(Collection entries)

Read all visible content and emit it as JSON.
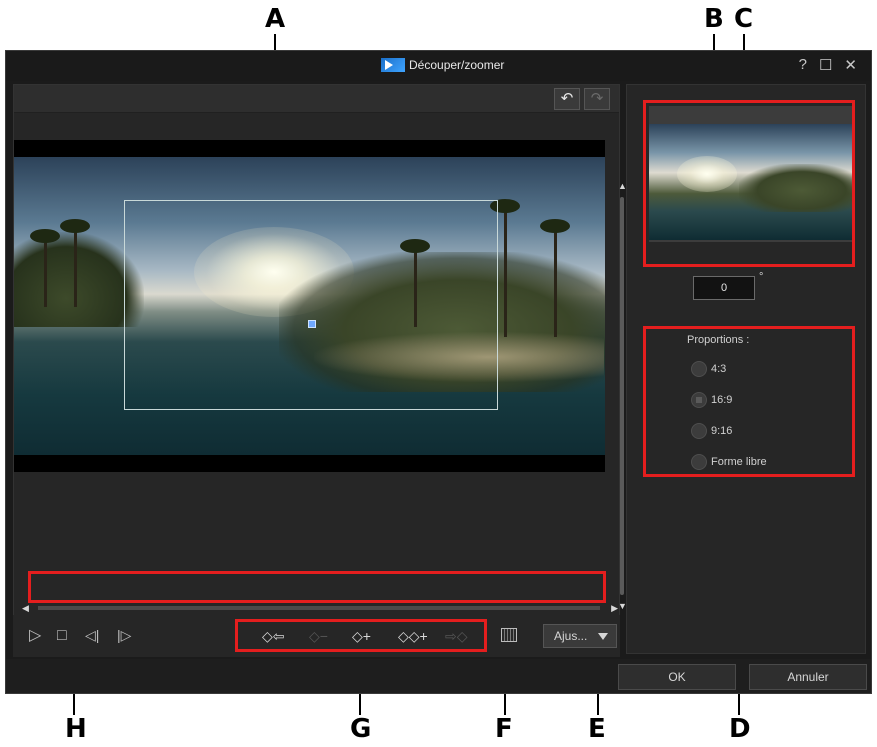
{
  "window": {
    "title": "Découper/zoomer",
    "help": "?",
    "maximize": "☐",
    "close": "✕"
  },
  "callouts": [
    "A",
    "B",
    "C",
    "D",
    "E",
    "F",
    "G",
    "H"
  ],
  "toolbar": {
    "undo_icon": "↶",
    "redo_icon": "↷"
  },
  "playback": {
    "play": "▷",
    "stop": "□",
    "prev_frame": "◁|",
    "next_frame": "|▷"
  },
  "keyframes": {
    "add_prev": "◇⇦",
    "remove": "◇−",
    "add": "◇+",
    "duplicate": "◇◇+",
    "add_next": "⇨◇"
  },
  "adjust": {
    "label": "Ajus..."
  },
  "rotation": {
    "value": "0",
    "unit": "°"
  },
  "proportions": {
    "label": "Proportions :",
    "options": [
      {
        "label": "4:3",
        "checked": false
      },
      {
        "label": "16:9",
        "checked": true
      },
      {
        "label": "9:16",
        "checked": false
      },
      {
        "label": "Forme libre",
        "checked": false
      }
    ]
  },
  "footer": {
    "ok": "OK",
    "cancel": "Annuler"
  },
  "icons": {
    "scroll_up": "▲",
    "scroll_down": "▼",
    "scroll_left": "◀",
    "scroll_right": "▶"
  },
  "colors": {
    "callout_box": "#e41e1e",
    "window_bg": "#1b1b1b",
    "panel_bg": "#262626"
  }
}
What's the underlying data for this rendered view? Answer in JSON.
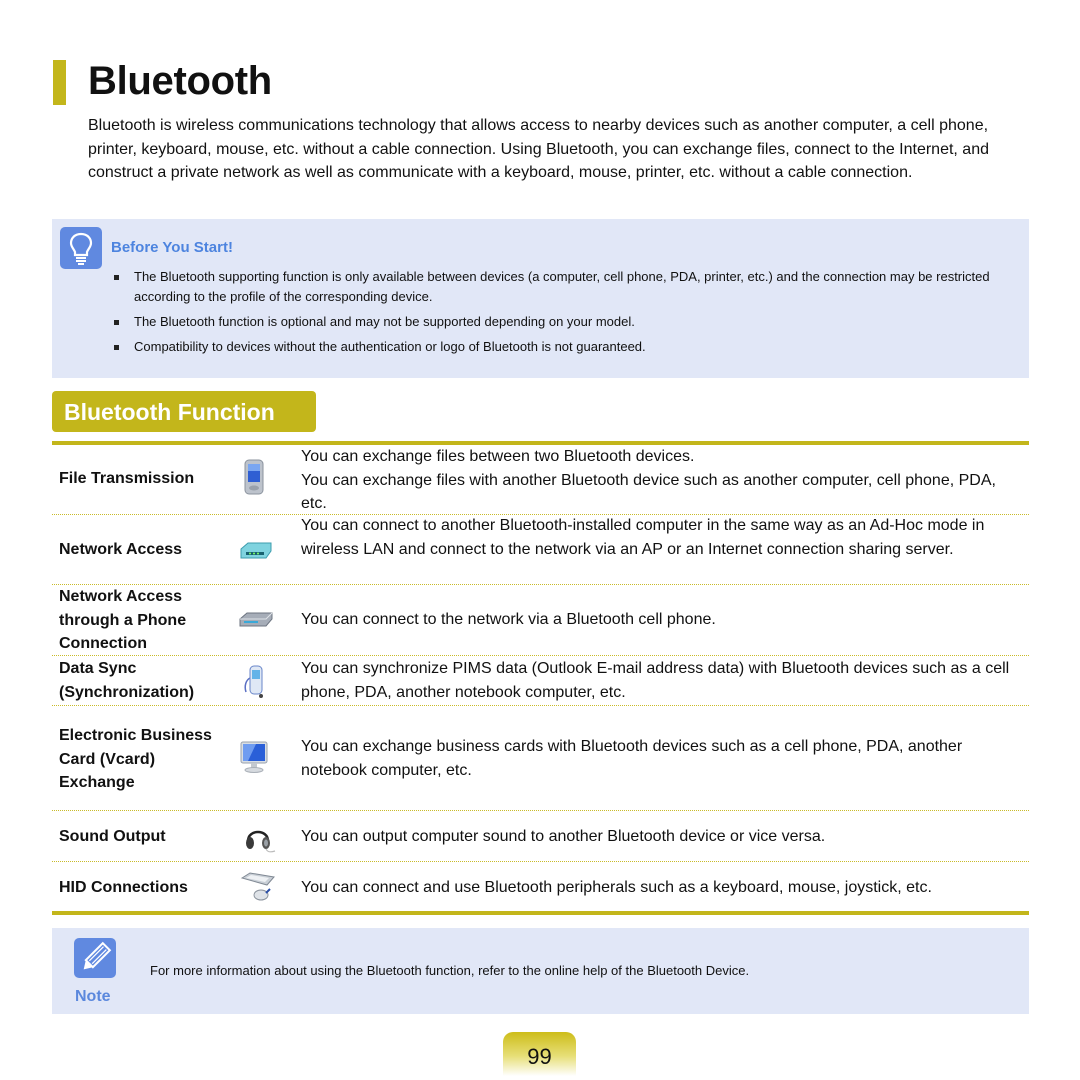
{
  "page": {
    "title": "Bluetooth",
    "intro": "Bluetooth is wireless communications technology that allows access to nearby devices such as another computer, a cell phone, printer, keyboard, mouse, etc. without a cable connection. Using Bluetooth, you can exchange files, connect to the Internet, and construct a private network as well as communicate with a keyboard, mouse, printer, etc. without a cable connection."
  },
  "before_you_start": {
    "icon": "lightbulb-icon",
    "title": "Before You Start!",
    "items": [
      "The Bluetooth supporting function is only available between devices (a computer, cell phone, PDA, printer, etc.) and the connection may be restricted according to the profile of the corresponding device.",
      "The Bluetooth function is optional and may not be supported depending on your model.",
      "Compatibility to devices without the authentication or logo of Bluetooth is not guaranteed."
    ]
  },
  "section": {
    "title": "Bluetooth Function",
    "colors": {
      "accent": "#c3b61b",
      "info_bg": "#e1e7f7",
      "info_title": "#4d84df",
      "icon_bg": "#6089e0"
    },
    "rows": [
      {
        "label": "File Transmission",
        "icon": "pda-icon",
        "desc": [
          "You can exchange files between two Bluetooth devices.",
          "You can exchange files with another Bluetooth device such as another computer, cell phone, PDA, etc."
        ]
      },
      {
        "label": "Network Access",
        "icon": "router-icon",
        "desc": [
          "You can connect to another Bluetooth-installed computer in the same way as an Ad-Hoc mode in wireless LAN and connect to the network via an AP or an Internet connection sharing server."
        ]
      },
      {
        "label": "Network Access through a Phone Connection",
        "icon": "modem-icon",
        "desc": [
          "You can connect to the network via a Bluetooth cell phone."
        ]
      },
      {
        "label": "Data Sync (Synchronization)",
        "icon": "cell-phone-icon",
        "desc": [
          "You can synchronize PIMS data (Outlook E-mail address data) with Bluetooth devices such as a cell phone, PDA, another notebook computer, etc."
        ]
      },
      {
        "label": "Electronic Business Card (Vcard) Exchange",
        "icon": "monitor-icon",
        "desc": [
          "You can exchange business cards with Bluetooth devices such as a cell phone, PDA, another notebook computer, etc."
        ]
      },
      {
        "label": "Sound Output",
        "icon": "headphones-icon",
        "desc": [
          "You can output computer sound to another Bluetooth device or vice versa."
        ]
      },
      {
        "label": "HID Connections",
        "icon": "keyboard-mouse-icon",
        "desc": [
          "You can connect and use Bluetooth peripherals such as a keyboard, mouse, joystick, etc."
        ]
      }
    ]
  },
  "note": {
    "icon": "pencil-icon",
    "label": "Note",
    "text": "For more information about using the Bluetooth function, refer to the online help of the Bluetooth Device."
  },
  "footer": {
    "page_number": "99"
  }
}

**Aim:** Pick out and copy every line that contains the word "JSON".

**Final result:**
Read all visible content and emit it as JSON.
What's the underlying data for this rendered view? Answer in JSON.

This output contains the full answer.